Page excerpt:

********

# How would you handle being Blown off by an Employer?



## MisterPerfect (Nov 20, 2015)

I applied to this job at a job fair for security and they said if we were interested to call the manager on Tuesday between a specific time slot. I called several times and either got the voice mail or the front desk woman who said "No hes not at his desk ill take a message". I always called between the time slot and he was never there. So I decided to walk into the office which was down the street from me. When I got there it was still within the time slot he said to call and when I came in he said "Go home I dont do walk ins" and gave me his card with a phone number and said "Call between this time slot". So I went home and did it again and same thing I got front desk and she said he was out of his office. 

Whats strange is I was one of the most qualified people there and actually came to the fair in a suit unlike most of the other people there. I also unlike most of the people had a guard card. Only three people total had guard cards. One had a guard card, one had a guard card and CPR training, and I had guard card, CPR training, and multiple guard certificates. This is not guessing either since they told everyone to raise there hand who had a guard card and told them to stand in one line, and than told everyone with a guard card to stand in another. There was probobly over 30 people. 

Its not like I did not have qualifications but I guess the Employer did not really care about hiring any of us. 

This was not terribly recent but I was always told to just keep trying and eventually they hire you. What are you suppose to do when they totally ignore you? 

I later got a job working for a warehouse which called me in for a interview and gave me a drug test and said "If you pass this you got the job" and I started a week later.


----------



## JayDubs (Sep 1, 2009)

I'd suggest you find someone (in the field if you can manage it) to give you a mock interview. If you really are the most qualified applicant, and they are purposely trying to ignore you, you likely made a bad impression in some other way. Some people give off a "I'm not right for this job" vibe. And it can be really hard to see (and therefore correct) without an outside observer to point it out.

********

Dataset section:
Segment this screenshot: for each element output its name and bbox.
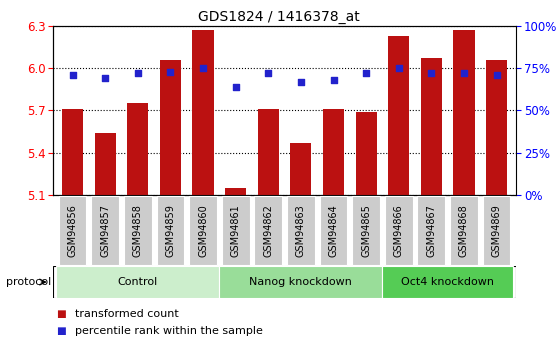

********

Jobs:
1. Translate this sentence from the forum thread about being ignored by an employer into Spanish: "And it can be really hard to see (and therefore correct) without an outside observer to point it out."
2. Resume the forum thread about being ignored by an employer, writing on from the end of its last post.

Outputs:
1. Y puede ser realmente difícil de ver (y, por lo tanto, de corregir) sin un observador externo que lo señale.

2.
Yes, sometimes a company isn't looking to hire anyone (or they hire someone based on a personal connection). But in those cases, they usually don't bother to look for people at a job fair. They circulate a job posting at some obscure location for forms sake, and hire the person they wanted to in the first place. (I know because I've seen it done.) 

As to "what to do when they ignore you," you did everything you could. You tried to follow up, and it didn't work. At that point, you move on. Sometimes there's nothing you can do to get hired at a particular position.


----------



## MisterPerfect (Nov 20, 2015)

JayDubs said:


> I'd suggest you find someone (in the field if you can manage it) to give you a mock interview. If you really are the most qualified applicant, and they are purposely trying to ignore you, you likely made a bad impression in some other way. Some people give off a "I'm not right for this job" vibe. And it can be really hard to see (and therefore correct) without an outside observer to point it out.
> 
> Yes, sometimes a company isn't looking to hire anyone (or they hire someone based on a personal connection). But in those cases, they usually don't bother to look for people at a job fair. They circulate a job posting at some obscure location for forms sake, and hire the person they wanted to in the first place. (I know because I've seen it done.)
> 
> As to "what to do when they ignore you," you did everything you could. You tried to follow up, and it didn't work. At that point, you move on. Sometimes there's nothing you can do to get hired at a particular position.


I did many mock trials and they said I did fine. Also the interview was only maybe 5 minutes. All they asked was "Do you have a guard card? Did you apply online? Do you have any qualifications" and than "May I have your resume". Also I dont think it they were really interested in hiring anyone. They seemed generally disinterested in even being there to begin with.


----------



## Razare (Apr 21, 2009)

Are they hiring? They might do job fairs just to keep a list of candidates and maintain a presence.

Also, your persistence is admirable, and with some employers that would be recognized as a good quality. With other employers, it can be recognized as a bad quality. Just depends who you're dealing with.

A lot of big companies, go through the motions of human resources because it is their job, but they're not that interested in hiring someone. There were companies I applied at, and I knew just based on the posting they were probably getting 100+ applicants. There was never any follow-up on their end.

What happens in most of those situations is that the manager already knows who they want, a friend of friend, and that's the person hired. Or they go out and recruit the person they want on linkedin or something.

I get better job offers from employers seeking me on linkedin than I see when you go to apply for jobs.

If you're looking for a job, applying for jobs is a job. Treat it like a job, and don't take it personal. The job market is better than a few years ago, but in 2014, I had 3 years job experience and a 4 year degree, and I did about 80 applications before I was hired. Eventually, a staffing agency was the contact that got me hired.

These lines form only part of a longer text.